■ **TEXT BLOCK**:
——
«This is the most important week»

Livio Marcheschi
Steep Learning Curves
4 min readFeb 24, 2020

I remember my first day at Airhelp.

It was February 2019, more or less one year ago. My first experience in such a dynamic, growth-stage startup.

And I remember my manager telling me something that I would have only later understood:

“This is your most important week.”

Why?

“Because you have something that none else have here: your thinking is free from constraints.“

What did he mean?

That’s what I will do my best to explain in this article:

  1. Why the first week is the most important
  2. How to make this week the most important one
  3. How to structure your most important week

1. The problem

What my manager meant is that the first week in a new role is so important because you are able to see things with no filters and notice what everyone is blind to, takes for granted or considers impossible.

Essentially, you are able to see everything with new eyes, compared to anyone working longer.

In my case, I was able to evaluate critically the way we were measuring things, the process to define OKRs and ask apparently naive, but eye-opening, questions.

“Why don’t we have a marketing member in our team?”, “Why do we use volumes instead of revenues?”, “Why do we share an OKR with another team?”

I was able to note down questions, observations and action points that are still relevant today.

Indeed, over time we get used to the way things are done in organisations, we start to take for granted metrics, people and rituals. And we constrain our thinking.
——
■ **EXERCISE INSTRUCTIONS**:
1. Duplicate the passage of the article on the first week in a new role between "1. Why the first" and "or considers impossible.", inclusive.
2. Decide whether each statement below agrees with the article on the first week in a new role, answering yes or no and quoting the deciding words of the article.
(a) The author began working at Airhelp in February 2019.
(b) The manager told the author that the first month was the most important.
(c) The author states that the questions noted down in that first week are no longer relevant.
3. Answer these questions from the article on the first week in a new role.
(a) What reading time does the article give for itself?
(b) What kind of startup does the author call Airhelp?
(c) What three things, according to the author, do we start to take for granted over time?
——
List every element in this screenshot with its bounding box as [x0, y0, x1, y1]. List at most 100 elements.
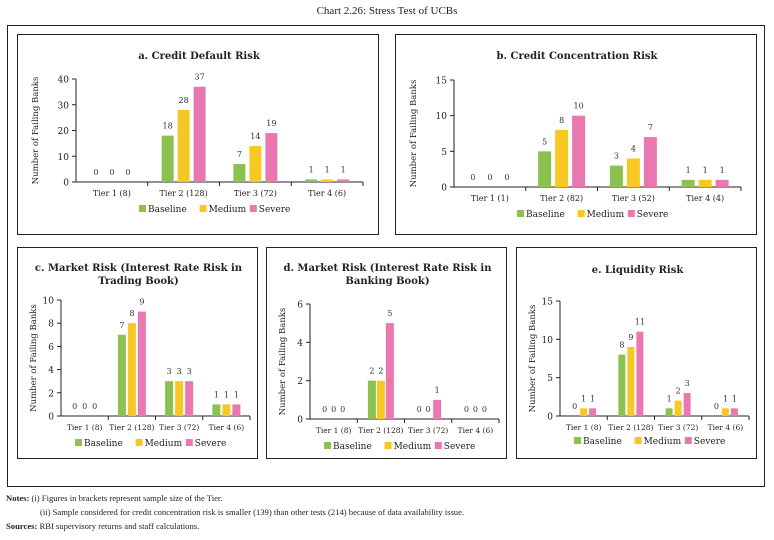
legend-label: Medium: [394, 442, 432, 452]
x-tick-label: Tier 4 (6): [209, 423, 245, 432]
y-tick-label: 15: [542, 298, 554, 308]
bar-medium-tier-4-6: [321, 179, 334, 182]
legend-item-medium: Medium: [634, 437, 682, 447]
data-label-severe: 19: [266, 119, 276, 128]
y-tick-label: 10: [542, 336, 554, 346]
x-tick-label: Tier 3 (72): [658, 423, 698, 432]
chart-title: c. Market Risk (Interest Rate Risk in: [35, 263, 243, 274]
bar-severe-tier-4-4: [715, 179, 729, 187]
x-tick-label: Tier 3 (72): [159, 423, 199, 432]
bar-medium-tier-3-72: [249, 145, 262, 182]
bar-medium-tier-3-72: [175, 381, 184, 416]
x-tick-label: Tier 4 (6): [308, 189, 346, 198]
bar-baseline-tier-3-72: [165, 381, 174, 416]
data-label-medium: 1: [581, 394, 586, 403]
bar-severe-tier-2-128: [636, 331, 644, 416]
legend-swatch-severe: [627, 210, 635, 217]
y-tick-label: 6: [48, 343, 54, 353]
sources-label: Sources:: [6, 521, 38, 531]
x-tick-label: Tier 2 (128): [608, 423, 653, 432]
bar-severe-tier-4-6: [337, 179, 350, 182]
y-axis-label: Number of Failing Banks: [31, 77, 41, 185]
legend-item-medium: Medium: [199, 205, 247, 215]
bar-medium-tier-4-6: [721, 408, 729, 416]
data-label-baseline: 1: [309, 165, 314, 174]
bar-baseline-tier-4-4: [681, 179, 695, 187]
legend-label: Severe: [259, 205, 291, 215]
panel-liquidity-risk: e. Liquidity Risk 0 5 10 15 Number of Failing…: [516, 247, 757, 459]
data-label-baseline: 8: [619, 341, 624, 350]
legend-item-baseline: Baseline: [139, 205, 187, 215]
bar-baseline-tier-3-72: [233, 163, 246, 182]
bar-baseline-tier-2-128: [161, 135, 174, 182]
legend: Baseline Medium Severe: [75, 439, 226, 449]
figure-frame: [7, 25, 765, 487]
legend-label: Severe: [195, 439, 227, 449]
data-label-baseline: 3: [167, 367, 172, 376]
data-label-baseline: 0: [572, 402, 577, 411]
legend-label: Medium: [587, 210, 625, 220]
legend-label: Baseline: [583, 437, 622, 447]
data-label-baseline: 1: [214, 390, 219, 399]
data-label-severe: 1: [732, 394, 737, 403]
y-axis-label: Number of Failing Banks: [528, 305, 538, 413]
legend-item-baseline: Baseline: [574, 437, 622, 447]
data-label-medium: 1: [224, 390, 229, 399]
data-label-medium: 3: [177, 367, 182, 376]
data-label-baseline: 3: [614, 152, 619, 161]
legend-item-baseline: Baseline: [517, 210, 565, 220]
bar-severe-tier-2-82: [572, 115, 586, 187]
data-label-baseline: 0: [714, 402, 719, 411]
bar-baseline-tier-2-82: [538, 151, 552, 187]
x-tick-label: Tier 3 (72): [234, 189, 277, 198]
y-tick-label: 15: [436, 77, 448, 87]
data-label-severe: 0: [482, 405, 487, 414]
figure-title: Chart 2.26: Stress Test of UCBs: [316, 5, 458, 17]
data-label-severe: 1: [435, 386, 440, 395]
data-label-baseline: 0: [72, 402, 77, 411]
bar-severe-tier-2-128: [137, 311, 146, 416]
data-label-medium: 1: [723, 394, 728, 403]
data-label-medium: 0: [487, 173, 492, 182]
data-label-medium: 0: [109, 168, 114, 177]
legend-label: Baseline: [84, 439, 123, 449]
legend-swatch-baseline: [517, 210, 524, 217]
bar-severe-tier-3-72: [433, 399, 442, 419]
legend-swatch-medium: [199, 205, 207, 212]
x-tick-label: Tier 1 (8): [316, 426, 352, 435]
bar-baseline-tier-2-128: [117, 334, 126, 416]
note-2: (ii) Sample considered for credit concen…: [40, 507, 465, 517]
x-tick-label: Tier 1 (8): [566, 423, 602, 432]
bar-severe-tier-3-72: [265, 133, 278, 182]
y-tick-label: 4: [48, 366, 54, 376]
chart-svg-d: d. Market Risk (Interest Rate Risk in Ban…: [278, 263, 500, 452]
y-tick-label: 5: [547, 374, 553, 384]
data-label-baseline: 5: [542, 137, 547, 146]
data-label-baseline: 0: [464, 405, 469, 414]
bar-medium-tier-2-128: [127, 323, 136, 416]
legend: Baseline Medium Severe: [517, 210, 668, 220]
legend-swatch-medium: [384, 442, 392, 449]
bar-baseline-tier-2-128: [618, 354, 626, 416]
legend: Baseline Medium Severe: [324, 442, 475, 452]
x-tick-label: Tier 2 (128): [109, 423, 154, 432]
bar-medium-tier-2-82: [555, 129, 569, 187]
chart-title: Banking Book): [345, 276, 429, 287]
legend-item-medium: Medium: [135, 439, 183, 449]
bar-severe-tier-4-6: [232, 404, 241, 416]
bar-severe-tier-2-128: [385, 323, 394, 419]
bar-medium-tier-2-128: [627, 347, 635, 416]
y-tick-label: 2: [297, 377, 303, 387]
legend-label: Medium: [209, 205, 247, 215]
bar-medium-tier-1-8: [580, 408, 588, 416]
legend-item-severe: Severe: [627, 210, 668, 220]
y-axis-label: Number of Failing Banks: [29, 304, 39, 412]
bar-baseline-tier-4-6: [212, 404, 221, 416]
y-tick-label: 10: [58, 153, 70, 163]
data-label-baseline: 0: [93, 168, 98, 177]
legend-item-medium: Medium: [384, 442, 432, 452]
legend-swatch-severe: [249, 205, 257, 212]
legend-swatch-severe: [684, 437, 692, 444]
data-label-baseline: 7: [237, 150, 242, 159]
——
■ **SOLVED TASKS**:
1.
1. Why the first week is the most important
  2. How to make this week the most important one
  3. How to structure your most important week

1. The problem

What my manager meant is that the first week in a new role is so important because you are able to see things with no filters and notice what everyone is blind to, takes for granted or considers impossible.

2.
(a) Yes: "It was February 2019, more or less one year ago."
(b) No: "This is your most important week."
(c) No: "I was able to note down questions, observations and action points that are still relevant today."

3.
(a) 4 minutes ("4 min read").
(b) A dynamic, growth-stage startup.
(c) Metrics, people and rituals.